**WRITTEN TASK**
Locate each line containing the string "техногенного" and copy it out.

**GIVEN INFORMATION**
start
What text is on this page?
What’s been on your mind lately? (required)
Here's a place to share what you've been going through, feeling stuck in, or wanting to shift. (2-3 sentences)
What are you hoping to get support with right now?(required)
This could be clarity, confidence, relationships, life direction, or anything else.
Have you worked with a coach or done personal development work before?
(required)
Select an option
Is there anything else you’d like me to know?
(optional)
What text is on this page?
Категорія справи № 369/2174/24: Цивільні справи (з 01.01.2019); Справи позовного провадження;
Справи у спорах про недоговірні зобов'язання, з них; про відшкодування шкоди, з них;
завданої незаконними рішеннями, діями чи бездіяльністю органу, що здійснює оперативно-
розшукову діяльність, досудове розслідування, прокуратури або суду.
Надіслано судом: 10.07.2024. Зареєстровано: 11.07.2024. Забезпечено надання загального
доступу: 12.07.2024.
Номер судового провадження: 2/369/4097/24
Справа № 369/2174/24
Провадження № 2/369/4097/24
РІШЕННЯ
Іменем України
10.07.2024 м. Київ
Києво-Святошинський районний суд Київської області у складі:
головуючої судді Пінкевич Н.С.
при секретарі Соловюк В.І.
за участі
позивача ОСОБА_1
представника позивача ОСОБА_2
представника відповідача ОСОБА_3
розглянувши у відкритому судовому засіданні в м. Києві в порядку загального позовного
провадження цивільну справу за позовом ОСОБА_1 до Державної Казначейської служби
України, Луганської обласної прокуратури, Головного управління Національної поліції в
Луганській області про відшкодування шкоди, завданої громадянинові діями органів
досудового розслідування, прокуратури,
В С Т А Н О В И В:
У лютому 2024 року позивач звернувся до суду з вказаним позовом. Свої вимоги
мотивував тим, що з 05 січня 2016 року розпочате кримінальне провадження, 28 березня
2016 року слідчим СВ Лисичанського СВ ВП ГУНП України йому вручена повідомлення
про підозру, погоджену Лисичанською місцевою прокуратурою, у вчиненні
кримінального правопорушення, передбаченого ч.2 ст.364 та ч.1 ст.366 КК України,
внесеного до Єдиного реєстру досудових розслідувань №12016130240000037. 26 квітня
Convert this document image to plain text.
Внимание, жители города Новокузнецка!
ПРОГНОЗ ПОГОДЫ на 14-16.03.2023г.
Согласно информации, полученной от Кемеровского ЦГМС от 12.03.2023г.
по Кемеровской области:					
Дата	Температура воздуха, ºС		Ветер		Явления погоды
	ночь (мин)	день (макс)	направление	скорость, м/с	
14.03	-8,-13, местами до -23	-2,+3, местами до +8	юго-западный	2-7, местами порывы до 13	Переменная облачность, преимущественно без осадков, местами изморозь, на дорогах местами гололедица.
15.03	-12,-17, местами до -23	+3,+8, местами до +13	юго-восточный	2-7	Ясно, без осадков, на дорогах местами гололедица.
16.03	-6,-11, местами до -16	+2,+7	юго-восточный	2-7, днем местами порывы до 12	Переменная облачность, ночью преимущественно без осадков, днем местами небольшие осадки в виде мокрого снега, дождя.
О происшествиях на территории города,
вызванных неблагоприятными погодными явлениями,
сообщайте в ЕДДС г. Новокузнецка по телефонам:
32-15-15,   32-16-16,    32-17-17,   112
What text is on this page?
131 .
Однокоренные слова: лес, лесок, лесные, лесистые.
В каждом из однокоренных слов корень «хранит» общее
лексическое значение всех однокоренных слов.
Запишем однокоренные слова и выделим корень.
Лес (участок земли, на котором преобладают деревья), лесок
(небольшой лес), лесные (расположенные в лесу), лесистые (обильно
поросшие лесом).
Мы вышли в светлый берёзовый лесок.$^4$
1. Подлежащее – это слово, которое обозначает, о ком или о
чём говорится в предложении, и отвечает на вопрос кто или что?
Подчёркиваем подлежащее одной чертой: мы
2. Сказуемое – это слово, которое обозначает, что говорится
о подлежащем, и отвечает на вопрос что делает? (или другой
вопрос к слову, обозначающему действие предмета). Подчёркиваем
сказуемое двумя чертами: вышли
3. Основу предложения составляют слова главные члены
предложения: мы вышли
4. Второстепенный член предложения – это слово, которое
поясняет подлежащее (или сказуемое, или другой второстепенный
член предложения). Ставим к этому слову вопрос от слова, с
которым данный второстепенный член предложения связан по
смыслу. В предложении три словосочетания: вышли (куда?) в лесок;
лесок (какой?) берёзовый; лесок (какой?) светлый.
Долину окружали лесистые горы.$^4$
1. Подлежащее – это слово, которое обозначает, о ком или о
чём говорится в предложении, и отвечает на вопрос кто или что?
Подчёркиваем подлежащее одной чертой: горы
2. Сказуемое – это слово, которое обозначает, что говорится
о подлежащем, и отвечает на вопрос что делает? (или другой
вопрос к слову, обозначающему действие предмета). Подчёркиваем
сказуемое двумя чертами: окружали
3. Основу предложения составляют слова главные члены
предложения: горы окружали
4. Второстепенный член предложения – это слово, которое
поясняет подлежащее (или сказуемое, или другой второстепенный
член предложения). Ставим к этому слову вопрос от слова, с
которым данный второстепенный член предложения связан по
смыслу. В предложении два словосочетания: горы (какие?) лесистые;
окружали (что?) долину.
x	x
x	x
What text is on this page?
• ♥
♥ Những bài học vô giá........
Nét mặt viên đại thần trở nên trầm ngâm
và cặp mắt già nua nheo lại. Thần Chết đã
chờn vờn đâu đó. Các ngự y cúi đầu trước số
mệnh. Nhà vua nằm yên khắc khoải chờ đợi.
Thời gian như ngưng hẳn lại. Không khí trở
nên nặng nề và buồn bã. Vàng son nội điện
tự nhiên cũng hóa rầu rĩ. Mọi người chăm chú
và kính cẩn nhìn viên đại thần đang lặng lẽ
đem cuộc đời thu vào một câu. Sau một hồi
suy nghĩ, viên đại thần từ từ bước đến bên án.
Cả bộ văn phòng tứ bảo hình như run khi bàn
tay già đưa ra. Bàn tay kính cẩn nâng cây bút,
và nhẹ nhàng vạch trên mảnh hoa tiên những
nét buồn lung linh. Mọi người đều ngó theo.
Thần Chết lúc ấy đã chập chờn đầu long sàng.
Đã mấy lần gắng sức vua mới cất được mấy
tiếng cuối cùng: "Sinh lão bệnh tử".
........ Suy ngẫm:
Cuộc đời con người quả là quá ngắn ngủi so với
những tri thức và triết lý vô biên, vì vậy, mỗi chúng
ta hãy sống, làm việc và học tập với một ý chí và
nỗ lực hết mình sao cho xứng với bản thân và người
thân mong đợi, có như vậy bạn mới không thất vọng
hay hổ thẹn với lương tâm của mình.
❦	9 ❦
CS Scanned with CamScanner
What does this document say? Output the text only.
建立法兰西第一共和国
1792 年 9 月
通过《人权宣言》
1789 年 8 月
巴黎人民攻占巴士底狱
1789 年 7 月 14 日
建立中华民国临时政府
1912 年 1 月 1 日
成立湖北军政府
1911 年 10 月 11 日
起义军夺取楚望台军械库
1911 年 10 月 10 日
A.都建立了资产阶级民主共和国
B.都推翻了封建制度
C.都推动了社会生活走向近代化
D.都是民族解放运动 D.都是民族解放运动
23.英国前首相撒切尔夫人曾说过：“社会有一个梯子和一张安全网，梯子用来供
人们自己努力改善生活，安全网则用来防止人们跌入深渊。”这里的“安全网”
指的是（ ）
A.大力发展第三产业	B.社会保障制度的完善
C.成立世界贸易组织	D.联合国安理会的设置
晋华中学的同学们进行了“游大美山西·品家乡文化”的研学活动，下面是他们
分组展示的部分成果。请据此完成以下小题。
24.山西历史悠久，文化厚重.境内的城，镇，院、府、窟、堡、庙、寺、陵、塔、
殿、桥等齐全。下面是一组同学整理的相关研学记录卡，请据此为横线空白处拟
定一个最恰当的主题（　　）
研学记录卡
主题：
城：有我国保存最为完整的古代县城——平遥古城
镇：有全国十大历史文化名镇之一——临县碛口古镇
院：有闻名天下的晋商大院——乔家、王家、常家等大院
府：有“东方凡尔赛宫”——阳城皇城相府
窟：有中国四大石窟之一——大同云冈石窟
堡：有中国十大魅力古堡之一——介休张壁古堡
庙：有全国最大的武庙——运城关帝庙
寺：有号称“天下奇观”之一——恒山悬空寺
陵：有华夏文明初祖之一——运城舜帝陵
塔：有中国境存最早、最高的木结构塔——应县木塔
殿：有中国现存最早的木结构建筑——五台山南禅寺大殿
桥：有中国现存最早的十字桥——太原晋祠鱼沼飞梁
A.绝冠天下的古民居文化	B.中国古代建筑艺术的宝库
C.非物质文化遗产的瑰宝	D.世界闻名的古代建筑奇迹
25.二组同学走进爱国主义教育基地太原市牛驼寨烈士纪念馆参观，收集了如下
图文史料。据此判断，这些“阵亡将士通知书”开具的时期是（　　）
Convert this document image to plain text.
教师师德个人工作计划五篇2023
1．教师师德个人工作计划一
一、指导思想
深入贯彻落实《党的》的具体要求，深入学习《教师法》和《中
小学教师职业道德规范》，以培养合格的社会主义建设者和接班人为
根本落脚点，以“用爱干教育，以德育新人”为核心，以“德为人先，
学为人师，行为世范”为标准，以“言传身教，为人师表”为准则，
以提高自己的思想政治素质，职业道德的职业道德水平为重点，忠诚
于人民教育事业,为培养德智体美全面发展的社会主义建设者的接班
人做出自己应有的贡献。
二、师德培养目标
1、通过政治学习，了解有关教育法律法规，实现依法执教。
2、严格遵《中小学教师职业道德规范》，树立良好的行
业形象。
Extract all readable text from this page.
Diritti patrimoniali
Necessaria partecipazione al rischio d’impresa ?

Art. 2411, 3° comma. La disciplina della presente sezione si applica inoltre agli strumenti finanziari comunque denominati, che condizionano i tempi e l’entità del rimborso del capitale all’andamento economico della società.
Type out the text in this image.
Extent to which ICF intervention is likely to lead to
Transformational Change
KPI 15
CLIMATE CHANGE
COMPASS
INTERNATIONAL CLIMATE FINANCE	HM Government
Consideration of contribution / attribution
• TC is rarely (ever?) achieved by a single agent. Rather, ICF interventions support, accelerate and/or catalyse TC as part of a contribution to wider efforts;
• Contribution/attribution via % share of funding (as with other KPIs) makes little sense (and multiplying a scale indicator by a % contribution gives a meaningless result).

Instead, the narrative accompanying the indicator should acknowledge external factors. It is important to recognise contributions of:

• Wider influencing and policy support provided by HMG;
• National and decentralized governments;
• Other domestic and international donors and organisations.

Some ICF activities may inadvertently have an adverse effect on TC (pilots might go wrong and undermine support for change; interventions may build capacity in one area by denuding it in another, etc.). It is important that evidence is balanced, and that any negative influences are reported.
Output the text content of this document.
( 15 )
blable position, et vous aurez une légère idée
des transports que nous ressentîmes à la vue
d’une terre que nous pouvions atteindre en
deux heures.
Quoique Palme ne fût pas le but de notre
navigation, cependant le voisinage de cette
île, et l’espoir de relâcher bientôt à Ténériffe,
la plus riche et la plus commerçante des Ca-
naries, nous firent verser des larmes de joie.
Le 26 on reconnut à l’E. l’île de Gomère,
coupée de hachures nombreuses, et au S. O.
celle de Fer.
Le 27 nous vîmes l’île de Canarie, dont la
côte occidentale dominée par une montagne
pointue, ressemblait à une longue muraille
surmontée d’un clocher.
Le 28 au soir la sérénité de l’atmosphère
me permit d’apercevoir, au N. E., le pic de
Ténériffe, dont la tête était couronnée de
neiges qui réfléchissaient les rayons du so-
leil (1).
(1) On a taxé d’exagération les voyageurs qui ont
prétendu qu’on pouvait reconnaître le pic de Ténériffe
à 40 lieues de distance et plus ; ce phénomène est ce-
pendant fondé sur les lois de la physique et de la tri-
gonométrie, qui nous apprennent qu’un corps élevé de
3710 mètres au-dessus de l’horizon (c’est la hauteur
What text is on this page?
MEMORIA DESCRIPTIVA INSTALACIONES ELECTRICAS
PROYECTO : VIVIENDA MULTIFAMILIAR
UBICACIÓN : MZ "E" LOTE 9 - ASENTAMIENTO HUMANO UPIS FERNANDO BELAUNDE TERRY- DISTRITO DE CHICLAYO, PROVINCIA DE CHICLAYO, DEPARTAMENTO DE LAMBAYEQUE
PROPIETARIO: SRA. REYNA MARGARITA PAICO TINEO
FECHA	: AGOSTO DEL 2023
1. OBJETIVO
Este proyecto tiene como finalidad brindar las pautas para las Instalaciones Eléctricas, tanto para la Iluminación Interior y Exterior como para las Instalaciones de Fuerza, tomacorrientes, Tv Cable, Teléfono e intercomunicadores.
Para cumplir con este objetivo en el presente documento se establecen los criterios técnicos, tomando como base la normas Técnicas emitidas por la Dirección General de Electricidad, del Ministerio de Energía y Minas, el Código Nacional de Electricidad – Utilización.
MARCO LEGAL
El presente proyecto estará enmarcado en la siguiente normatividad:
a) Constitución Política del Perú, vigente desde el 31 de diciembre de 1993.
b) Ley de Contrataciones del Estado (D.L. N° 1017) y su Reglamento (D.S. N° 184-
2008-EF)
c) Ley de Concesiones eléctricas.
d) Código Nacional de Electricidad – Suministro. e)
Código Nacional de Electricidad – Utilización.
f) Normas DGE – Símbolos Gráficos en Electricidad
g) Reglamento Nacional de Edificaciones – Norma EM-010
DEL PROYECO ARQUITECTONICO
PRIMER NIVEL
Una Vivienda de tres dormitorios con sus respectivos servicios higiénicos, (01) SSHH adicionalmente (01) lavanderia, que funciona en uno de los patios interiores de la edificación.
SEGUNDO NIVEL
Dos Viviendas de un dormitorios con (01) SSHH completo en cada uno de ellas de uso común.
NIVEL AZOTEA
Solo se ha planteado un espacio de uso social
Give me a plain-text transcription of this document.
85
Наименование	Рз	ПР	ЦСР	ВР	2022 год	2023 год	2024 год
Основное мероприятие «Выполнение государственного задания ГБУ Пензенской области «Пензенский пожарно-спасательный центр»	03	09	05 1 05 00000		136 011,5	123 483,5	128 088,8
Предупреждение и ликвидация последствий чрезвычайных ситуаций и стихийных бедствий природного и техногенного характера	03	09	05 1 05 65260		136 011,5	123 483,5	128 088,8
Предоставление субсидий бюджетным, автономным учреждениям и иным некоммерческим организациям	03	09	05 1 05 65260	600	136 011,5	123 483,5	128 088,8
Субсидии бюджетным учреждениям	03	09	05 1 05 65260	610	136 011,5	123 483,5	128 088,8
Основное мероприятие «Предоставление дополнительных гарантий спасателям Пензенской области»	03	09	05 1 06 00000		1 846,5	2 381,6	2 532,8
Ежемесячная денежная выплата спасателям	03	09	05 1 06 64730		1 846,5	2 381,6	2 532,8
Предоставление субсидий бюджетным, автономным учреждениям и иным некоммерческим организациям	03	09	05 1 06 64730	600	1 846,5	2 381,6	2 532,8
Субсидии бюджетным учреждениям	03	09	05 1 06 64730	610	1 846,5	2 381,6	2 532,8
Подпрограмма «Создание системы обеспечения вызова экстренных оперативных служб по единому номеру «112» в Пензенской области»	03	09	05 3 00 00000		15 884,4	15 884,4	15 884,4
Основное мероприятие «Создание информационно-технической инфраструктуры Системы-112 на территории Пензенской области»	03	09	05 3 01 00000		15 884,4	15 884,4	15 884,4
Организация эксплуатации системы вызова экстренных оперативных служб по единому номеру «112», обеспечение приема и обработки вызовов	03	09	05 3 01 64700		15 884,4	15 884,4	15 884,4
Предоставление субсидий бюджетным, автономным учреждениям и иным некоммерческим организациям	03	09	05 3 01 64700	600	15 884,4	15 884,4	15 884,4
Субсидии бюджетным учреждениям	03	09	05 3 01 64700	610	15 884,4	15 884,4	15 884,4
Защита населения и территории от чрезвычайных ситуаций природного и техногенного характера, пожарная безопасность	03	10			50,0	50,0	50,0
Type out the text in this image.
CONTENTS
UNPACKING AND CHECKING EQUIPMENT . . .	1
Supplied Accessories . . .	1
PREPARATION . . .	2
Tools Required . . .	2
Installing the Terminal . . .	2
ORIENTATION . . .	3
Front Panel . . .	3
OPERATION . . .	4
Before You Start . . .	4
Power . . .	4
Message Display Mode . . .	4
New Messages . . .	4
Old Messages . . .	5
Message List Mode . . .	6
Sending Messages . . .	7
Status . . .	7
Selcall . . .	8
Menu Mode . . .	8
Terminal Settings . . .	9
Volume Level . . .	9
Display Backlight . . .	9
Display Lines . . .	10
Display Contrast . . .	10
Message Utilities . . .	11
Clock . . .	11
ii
end
**OUTPUT BELOW**
Предупреждение и ликвидация последствий чрезвычайных ситуаций и стихийных бедствий природного и техногенного характера	03	09	05 1 05 65260		136 011,5	123 483,5	128 088,8
Защита населения и территории от чрезвычайных ситуаций природного и техногенного характера, пожарная безопасность	03	10			50,0	50,0	50,0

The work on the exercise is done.